What is being asked |
Collect each line of the records containing the string "done".

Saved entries
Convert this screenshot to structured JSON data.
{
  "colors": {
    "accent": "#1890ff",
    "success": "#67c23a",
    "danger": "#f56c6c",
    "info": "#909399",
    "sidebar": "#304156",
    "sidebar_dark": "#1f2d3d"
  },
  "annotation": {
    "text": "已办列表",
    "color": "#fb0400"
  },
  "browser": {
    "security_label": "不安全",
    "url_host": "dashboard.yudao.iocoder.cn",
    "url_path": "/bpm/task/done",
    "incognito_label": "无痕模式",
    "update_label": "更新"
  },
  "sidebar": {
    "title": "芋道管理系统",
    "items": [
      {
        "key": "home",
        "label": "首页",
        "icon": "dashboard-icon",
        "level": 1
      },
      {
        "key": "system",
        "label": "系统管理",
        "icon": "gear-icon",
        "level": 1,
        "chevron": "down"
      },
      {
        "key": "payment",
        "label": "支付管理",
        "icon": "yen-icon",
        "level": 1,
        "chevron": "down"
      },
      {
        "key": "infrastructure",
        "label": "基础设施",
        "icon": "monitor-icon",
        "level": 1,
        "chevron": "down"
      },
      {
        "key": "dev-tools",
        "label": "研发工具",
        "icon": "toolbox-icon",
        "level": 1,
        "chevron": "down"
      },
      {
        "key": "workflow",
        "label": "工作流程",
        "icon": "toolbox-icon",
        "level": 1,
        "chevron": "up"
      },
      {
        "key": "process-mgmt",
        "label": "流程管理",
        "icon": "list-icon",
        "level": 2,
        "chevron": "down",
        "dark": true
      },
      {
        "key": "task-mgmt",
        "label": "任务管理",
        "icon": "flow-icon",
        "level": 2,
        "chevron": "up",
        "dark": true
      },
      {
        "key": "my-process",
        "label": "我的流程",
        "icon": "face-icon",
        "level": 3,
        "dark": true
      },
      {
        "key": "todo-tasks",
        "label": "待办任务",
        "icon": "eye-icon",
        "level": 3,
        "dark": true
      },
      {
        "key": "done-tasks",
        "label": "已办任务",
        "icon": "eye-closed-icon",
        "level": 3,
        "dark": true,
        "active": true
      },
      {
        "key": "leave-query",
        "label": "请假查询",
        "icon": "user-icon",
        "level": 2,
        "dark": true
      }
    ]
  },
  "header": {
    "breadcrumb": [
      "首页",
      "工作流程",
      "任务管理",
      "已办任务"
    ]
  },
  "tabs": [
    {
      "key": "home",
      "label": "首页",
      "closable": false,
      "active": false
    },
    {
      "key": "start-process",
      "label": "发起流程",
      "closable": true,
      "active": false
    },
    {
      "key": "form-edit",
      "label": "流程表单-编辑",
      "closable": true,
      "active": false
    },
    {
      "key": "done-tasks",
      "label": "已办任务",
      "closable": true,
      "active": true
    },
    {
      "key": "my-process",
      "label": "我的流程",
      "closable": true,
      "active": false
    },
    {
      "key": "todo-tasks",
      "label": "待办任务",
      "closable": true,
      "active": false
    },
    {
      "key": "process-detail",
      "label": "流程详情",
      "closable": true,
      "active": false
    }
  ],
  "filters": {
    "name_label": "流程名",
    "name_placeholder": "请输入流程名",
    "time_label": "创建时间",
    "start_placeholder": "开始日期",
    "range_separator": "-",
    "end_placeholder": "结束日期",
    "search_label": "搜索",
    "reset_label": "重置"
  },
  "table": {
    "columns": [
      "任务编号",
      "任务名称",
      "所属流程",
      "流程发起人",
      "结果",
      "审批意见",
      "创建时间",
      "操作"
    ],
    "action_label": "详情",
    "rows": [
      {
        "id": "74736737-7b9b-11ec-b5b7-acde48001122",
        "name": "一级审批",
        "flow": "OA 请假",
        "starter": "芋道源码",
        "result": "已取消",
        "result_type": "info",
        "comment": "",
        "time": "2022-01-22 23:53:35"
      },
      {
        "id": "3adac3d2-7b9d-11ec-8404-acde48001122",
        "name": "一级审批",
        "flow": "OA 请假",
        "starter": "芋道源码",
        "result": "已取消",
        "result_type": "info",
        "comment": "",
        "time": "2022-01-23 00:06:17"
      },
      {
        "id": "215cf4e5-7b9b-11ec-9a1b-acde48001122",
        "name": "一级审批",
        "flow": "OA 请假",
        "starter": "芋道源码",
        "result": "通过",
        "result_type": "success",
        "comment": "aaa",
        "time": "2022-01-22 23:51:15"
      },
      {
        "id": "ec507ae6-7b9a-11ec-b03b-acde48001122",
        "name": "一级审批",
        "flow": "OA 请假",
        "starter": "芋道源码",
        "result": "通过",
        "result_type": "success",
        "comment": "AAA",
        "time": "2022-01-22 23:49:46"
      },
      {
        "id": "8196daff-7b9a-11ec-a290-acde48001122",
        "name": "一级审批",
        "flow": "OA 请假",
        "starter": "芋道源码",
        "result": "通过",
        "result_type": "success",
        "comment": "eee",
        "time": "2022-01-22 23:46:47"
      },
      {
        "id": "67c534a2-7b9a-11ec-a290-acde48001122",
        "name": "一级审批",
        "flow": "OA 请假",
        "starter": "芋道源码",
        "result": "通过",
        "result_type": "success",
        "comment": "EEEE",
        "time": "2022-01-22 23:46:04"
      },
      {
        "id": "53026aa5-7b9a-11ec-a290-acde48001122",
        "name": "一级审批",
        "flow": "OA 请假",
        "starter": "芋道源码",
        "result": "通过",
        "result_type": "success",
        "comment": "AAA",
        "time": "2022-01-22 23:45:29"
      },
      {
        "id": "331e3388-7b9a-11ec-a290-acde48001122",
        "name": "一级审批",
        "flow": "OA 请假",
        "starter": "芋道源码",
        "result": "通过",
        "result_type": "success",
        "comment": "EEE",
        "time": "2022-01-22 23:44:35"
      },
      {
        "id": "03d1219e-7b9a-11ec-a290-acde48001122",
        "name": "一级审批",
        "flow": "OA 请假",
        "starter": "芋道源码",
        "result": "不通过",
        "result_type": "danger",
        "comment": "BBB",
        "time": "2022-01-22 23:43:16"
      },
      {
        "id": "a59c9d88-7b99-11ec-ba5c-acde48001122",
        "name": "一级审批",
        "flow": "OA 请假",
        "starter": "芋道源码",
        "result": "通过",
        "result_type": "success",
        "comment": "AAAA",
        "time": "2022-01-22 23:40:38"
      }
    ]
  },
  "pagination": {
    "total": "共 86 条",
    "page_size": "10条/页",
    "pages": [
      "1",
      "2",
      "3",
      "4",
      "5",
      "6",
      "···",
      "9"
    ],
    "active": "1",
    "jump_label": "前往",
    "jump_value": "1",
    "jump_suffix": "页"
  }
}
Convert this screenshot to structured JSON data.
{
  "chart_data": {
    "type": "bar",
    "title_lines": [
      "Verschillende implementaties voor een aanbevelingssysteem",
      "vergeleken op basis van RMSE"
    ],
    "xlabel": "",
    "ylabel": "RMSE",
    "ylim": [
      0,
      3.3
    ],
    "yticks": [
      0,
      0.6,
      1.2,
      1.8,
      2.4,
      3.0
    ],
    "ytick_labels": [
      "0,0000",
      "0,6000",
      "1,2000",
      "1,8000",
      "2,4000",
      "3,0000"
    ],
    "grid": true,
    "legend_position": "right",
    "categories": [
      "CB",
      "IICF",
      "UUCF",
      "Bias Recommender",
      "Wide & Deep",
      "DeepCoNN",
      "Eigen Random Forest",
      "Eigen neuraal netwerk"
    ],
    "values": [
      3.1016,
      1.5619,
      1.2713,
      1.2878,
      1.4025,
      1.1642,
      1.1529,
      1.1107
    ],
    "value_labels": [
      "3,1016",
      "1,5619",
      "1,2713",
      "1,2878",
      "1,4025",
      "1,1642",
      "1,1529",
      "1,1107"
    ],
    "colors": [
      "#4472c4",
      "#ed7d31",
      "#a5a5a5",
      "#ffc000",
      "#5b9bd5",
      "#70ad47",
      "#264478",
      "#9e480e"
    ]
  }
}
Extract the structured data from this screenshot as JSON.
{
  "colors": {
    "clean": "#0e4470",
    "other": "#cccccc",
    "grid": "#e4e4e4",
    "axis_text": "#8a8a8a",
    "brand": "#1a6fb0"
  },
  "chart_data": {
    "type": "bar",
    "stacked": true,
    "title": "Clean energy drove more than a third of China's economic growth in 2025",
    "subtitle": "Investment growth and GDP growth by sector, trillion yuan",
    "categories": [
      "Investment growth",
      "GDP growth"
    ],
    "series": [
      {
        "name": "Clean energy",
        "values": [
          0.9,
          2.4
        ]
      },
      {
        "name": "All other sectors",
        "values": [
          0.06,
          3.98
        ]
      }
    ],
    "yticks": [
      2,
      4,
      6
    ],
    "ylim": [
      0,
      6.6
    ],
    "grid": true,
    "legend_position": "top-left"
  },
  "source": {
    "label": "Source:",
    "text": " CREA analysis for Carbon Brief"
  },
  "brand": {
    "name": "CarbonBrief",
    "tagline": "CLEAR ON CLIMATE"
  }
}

Expected answer |
    "url_path": "/bpm/task/done",
        "key": "done-tasks",
      "key": "done-tasks",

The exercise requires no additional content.